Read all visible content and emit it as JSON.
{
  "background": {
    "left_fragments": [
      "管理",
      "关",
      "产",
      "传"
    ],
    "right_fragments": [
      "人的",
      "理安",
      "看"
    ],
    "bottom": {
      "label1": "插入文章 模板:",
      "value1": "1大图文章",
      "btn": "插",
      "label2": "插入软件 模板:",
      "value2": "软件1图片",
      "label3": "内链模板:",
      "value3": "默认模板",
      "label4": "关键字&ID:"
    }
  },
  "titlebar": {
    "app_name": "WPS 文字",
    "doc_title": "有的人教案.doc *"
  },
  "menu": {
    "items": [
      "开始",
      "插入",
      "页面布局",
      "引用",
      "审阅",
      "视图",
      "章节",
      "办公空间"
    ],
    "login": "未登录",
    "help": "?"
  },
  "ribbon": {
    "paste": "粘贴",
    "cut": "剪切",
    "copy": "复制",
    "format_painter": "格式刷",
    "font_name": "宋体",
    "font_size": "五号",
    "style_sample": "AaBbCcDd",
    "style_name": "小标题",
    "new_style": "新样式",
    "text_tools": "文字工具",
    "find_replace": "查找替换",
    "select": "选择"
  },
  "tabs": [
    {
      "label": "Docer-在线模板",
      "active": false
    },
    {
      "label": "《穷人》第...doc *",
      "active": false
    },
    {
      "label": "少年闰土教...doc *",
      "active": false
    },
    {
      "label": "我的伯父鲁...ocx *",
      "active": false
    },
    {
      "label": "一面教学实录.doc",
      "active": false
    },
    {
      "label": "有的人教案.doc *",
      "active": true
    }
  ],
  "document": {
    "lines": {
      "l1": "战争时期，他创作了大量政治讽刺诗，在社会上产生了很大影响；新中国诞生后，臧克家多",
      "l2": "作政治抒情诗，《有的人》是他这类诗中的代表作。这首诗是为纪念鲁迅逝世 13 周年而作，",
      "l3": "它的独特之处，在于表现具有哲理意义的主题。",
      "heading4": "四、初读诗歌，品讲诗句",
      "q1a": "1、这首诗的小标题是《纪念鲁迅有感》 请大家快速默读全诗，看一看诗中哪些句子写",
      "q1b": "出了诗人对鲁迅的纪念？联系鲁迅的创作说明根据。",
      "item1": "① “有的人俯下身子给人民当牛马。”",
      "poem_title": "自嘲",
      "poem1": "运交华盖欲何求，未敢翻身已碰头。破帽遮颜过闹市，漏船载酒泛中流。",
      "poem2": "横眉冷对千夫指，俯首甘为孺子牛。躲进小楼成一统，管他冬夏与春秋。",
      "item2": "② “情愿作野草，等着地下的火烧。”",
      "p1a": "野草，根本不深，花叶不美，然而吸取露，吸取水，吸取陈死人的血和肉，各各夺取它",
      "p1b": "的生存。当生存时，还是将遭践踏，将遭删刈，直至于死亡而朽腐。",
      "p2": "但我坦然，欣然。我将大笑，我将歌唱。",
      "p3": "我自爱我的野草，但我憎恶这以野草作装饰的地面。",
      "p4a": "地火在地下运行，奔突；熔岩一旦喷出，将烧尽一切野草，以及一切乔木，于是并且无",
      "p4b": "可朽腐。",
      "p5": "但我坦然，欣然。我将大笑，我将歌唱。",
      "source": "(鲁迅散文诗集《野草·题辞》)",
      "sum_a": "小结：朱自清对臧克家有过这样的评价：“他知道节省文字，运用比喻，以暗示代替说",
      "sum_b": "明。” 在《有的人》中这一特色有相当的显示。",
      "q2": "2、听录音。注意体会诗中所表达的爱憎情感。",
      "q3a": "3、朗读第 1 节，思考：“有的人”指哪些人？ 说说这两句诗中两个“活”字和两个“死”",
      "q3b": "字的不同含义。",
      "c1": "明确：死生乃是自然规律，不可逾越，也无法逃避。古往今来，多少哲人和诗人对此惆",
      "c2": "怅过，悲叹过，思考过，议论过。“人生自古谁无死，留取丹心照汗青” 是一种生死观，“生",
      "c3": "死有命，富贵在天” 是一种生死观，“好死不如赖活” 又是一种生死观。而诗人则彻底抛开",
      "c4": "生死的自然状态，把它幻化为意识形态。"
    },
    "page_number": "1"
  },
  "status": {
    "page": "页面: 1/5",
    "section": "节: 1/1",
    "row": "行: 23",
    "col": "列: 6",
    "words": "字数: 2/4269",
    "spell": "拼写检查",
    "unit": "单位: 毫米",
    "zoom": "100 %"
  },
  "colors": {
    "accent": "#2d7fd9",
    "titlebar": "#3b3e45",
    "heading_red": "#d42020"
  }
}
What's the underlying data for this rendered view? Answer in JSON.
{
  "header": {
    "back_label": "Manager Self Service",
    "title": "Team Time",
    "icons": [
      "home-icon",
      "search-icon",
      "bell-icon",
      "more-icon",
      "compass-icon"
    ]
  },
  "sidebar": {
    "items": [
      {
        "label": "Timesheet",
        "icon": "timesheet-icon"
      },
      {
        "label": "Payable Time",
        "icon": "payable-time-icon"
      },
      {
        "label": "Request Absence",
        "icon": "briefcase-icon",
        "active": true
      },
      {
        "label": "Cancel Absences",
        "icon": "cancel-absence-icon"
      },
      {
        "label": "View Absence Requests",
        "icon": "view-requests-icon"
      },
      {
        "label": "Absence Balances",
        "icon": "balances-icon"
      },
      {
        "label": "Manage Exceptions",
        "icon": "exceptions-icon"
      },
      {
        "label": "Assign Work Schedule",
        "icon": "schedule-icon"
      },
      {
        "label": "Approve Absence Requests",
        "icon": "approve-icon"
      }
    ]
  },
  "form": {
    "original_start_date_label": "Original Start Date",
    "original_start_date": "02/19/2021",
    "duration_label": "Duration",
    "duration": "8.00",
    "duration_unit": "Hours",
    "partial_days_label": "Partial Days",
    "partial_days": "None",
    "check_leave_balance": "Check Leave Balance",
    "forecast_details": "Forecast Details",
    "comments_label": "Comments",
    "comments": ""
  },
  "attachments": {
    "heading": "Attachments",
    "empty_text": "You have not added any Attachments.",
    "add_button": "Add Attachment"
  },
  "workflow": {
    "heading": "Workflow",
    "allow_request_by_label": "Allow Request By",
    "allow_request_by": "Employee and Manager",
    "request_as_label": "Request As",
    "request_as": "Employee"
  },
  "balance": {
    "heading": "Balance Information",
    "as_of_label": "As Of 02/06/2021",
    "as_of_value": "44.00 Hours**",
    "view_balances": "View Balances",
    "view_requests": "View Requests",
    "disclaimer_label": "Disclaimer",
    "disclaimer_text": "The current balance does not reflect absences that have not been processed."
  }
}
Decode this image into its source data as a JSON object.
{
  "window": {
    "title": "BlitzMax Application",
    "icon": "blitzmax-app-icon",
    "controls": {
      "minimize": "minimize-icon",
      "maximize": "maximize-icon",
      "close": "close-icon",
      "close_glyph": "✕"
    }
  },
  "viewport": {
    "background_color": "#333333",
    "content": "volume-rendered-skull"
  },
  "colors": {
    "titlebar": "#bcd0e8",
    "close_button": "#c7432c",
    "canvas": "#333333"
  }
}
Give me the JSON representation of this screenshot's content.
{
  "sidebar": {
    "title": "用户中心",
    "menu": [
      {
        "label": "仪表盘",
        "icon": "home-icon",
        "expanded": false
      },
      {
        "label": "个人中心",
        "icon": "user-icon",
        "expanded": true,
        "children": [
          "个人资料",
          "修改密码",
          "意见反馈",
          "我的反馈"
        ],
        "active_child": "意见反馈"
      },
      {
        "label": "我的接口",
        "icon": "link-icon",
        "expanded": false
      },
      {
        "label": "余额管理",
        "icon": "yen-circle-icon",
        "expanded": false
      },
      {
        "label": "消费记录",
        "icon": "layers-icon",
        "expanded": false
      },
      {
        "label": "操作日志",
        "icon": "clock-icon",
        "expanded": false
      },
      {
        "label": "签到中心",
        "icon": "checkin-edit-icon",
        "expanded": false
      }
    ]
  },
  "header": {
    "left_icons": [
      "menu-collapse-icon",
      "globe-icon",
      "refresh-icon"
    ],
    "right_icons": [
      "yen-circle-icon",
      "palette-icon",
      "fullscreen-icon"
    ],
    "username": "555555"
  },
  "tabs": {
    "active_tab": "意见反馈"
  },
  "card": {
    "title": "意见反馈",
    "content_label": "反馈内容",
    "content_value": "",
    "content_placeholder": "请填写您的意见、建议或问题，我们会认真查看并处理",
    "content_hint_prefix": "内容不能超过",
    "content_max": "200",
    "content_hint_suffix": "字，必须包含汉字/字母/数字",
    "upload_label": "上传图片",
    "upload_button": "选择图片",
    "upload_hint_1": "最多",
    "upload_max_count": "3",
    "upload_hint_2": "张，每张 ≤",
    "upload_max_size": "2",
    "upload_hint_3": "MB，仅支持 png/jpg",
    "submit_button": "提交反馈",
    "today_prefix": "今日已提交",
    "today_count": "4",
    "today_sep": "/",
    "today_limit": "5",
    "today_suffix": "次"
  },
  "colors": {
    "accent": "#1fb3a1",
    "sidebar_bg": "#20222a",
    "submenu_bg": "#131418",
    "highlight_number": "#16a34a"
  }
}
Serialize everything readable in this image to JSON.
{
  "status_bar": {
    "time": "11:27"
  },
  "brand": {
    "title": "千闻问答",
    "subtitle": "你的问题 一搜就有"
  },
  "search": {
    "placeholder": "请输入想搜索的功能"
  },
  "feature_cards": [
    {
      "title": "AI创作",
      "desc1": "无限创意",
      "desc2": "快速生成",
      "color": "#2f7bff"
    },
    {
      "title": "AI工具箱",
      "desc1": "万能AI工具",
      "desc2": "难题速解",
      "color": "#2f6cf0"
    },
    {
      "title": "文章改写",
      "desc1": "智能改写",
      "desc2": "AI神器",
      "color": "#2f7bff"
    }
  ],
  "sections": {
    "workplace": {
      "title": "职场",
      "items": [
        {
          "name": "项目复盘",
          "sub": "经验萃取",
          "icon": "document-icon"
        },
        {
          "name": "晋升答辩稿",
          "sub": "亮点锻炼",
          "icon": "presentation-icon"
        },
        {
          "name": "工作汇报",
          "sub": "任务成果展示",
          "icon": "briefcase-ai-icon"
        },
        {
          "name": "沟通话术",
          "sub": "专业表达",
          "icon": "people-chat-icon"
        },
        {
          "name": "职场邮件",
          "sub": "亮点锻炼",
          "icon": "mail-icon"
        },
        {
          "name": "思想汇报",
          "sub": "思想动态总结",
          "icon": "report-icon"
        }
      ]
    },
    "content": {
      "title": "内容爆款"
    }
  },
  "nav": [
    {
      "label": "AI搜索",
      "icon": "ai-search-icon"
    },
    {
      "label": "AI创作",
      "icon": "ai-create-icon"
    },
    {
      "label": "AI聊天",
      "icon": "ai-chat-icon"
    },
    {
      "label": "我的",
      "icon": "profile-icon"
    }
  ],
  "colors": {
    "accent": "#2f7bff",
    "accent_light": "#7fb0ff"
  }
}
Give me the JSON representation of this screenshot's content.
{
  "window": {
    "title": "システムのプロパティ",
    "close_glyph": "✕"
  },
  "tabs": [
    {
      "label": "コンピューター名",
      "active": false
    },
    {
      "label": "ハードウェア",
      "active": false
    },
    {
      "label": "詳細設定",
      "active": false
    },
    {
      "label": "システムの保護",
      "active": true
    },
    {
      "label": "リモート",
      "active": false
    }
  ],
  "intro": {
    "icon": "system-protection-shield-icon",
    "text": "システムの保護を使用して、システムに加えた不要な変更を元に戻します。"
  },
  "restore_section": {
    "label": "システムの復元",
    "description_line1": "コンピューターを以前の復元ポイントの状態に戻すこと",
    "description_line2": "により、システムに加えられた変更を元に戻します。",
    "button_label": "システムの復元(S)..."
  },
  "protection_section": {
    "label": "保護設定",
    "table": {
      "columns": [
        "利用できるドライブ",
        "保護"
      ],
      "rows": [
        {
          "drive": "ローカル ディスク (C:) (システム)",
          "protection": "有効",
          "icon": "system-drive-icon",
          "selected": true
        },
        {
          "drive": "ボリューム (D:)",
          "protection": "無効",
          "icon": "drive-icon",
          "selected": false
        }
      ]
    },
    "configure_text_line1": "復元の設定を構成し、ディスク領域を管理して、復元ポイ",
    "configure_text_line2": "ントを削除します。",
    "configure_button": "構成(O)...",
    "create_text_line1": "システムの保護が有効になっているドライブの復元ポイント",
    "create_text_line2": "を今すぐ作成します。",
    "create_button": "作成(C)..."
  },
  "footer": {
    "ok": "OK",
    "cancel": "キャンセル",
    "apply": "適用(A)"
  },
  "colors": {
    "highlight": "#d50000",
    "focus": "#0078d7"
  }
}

### [What you should do]
Check each line above for the word "是一种生死观" and copy the ones that have it.

### [Finished answer]
      "c2": "怅过，悲叹过，思考过，议论过。“人生自古谁无死，留取丹心照汗青” 是一种生死观，“生",
      "c3": "死有命，富贵在天” 是一种生死观，“好死不如赖活” 又是一种生死观。而诗人则彻底抛开",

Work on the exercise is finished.